- [WHAT YOU ARE ASKED TO DO]
Make an exact copy of all the data.

────────

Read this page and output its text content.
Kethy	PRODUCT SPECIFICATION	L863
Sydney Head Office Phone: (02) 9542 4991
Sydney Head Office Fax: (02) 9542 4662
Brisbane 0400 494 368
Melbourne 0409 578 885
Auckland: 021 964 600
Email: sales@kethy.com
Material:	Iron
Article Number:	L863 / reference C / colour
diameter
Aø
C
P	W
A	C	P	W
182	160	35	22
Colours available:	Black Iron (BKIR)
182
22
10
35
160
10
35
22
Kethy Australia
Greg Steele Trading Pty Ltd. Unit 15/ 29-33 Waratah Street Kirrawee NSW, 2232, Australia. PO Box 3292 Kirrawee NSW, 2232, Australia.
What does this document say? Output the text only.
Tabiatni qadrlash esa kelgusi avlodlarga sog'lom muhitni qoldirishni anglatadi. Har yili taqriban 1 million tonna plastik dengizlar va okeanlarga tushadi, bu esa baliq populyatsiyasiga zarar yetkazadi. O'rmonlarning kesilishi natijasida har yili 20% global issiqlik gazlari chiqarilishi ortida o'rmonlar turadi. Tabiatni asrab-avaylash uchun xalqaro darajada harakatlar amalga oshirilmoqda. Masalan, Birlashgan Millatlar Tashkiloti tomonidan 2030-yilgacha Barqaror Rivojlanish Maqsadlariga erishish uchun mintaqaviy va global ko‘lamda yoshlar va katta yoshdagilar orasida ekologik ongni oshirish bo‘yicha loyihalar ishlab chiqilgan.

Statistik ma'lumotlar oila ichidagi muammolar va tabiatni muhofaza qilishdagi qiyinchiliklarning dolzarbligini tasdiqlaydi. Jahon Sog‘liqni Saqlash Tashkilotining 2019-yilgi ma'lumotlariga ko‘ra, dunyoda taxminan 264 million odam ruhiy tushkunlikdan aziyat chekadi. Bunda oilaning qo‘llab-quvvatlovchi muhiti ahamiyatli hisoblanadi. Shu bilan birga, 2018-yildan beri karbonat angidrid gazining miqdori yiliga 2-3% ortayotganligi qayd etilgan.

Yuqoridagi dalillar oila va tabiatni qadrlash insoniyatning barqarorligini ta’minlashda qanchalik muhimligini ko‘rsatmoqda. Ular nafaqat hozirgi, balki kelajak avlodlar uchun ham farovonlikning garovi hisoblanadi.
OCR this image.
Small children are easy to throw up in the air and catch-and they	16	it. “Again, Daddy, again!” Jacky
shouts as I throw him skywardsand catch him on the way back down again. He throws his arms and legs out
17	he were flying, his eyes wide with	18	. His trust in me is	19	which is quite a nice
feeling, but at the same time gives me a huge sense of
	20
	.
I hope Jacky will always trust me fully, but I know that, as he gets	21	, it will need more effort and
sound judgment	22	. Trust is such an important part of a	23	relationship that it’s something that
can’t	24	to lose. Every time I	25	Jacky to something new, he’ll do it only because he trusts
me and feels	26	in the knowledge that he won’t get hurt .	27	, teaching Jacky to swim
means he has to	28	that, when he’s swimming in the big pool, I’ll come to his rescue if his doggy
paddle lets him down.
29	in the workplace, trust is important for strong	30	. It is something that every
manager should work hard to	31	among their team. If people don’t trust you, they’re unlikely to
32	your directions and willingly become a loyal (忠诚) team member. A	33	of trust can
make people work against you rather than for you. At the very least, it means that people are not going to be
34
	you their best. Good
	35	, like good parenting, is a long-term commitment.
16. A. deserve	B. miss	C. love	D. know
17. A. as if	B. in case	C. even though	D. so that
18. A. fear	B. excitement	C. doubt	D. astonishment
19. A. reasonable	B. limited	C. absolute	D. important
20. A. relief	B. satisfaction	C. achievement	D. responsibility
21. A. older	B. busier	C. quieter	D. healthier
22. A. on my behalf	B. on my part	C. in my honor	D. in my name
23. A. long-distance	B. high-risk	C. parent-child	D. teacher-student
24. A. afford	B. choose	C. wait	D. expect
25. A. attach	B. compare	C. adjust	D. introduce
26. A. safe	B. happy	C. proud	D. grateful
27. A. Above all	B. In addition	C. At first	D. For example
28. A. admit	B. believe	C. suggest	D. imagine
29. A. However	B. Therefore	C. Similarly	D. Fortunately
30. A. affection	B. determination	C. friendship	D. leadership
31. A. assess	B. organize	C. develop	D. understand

────────

- [COMPLETE RESPONSE]
Read this page and output its text content.
Kethy	PRODUCT SPECIFICATION	L863
Sydney Head Office Phone: (02) 9542 4991
Sydney Head Office Fax: (02) 9542 4662
Brisbane 0400 494 368
Melbourne 0409 578 885
Auckland: 021 964 600
Email: sales@kethy.com
Material:	Iron
Article Number:	L863 / reference C / colour
diameter
Aø
C
P	W
A	C	P	W
182	160	35	22
Colours available:	Black Iron (BKIR)
182
22
10
35
160
10
35
22
Kethy Australia
Greg Steele Trading Pty Ltd. Unit 15/ 29-33 Waratah Street Kirrawee NSW, 2232, Australia. PO Box 3292 Kirrawee NSW, 2232, Australia.
What does this document say? Output the text only.
Tabiatni qadrlash esa kelgusi avlodlarga sog'lom muhitni qoldirishni anglatadi. Har yili taqriban 1 million tonna plastik dengizlar va okeanlarga tushadi, bu esa baliq populyatsiyasiga zarar yetkazadi. O'rmonlarning kesilishi natijasida har yili 20% global issiqlik gazlari chiqarilishi ortida o'rmonlar turadi. Tabiatni asrab-avaylash uchun xalqaro darajada harakatlar amalga oshirilmoqda. Masalan, Birlashgan Millatlar Tashkiloti tomonidan 2030-yilgacha Barqaror Rivojlanish Maqsadlariga erishish uchun mintaqaviy va global ko‘lamda yoshlar va katta yoshdagilar orasida ekologik ongni oshirish bo‘yicha loyihalar ishlab chiqilgan.

Statistik ma'lumotlar oila ichidagi muammolar va tabiatni muhofaza qilishdagi qiyinchiliklarning dolzarbligini tasdiqlaydi. Jahon Sog‘liqni Saqlash Tashkilotining 2019-yilgi ma'lumotlariga ko‘ra, dunyoda taxminan 264 million odam ruhiy tushkunlikdan aziyat chekadi. Bunda oilaning qo‘llab-quvvatlovchi muhiti ahamiyatli hisoblanadi. Shu bilan birga, 2018-yildan beri karbonat angidrid gazining miqdori yiliga 2-3% ortayotganligi qayd etilgan.

Yuqoridagi dalillar oila va tabiatni qadrlash insoniyatning barqarorligini ta’minlashda qanchalik muhimligini ko‘rsatmoqda. Ular nafaqat hozirgi, balki kelajak avlodlar uchun ham farovonlikning garovi hisoblanadi.
OCR this image.
Small children are easy to throw up in the air and catch-and they	16	it. “Again, Daddy, again!” Jacky
shouts as I throw him skywardsand catch him on the way back down again. He throws his arms and legs out
17	he were flying, his eyes wide with	18	. His trust in me is	19	which is quite a nice
feeling, but at the same time gives me a huge sense of
	20
	.
I hope Jacky will always trust me fully, but I know that, as he gets	21	, it will need more effort and
sound judgment	22	. Trust is such an important part of a	23	relationship that it’s something that
can’t	24	to lose. Every time I	25	Jacky to something new, he’ll do it only because he trusts
me and feels	26	in the knowledge that he won’t get hurt .	27	, teaching Jacky to swim
means he has to	28	that, when he’s swimming in the big pool, I’ll come to his rescue if his doggy
paddle lets him down.
29	in the workplace, trust is important for strong	30	. It is something that every
manager should work hard to	31	among their team. If people don’t trust you, they’re unlikely to
32	your directions and willingly become a loyal (忠诚) team member. A	33	of trust can
make people work against you rather than for you. At the very least, it means that people are not going to be
34
	you their best. Good
	35	, like good parenting, is a long-term commitment.
16. A. deserve	B. miss	C. love	D. know
17. A. as if	B. in case	C. even though	D. so that
18. A. fear	B. excitement	C. doubt	D. astonishment
19. A. reasonable	B. limited	C. absolute	D. important
20. A. relief	B. satisfaction	C. achievement	D. responsibility
21. A. older	B. busier	C. quieter	D. healthier
22. A. on my behalf	B. on my part	C. in my honor	D. in my name
23. A. long-distance	B. high-risk	C. parent-child	D. teacher-student
24. A. afford	B. choose	C. wait	D. expect
25. A. attach	B. compare	C. adjust	D. introduce
26. A. safe	B. happy	C. proud	D. grateful
27. A. Above all	B. In addition	C. At first	D. For example
28. A. admit	B. believe	C. suggest	D. imagine
29. A. However	B. Therefore	C. Similarly	D. Fortunately
30. A. affection	B. determination	C. friendship	D. leadership
31. A. assess	B. organize	C. develop	D. understand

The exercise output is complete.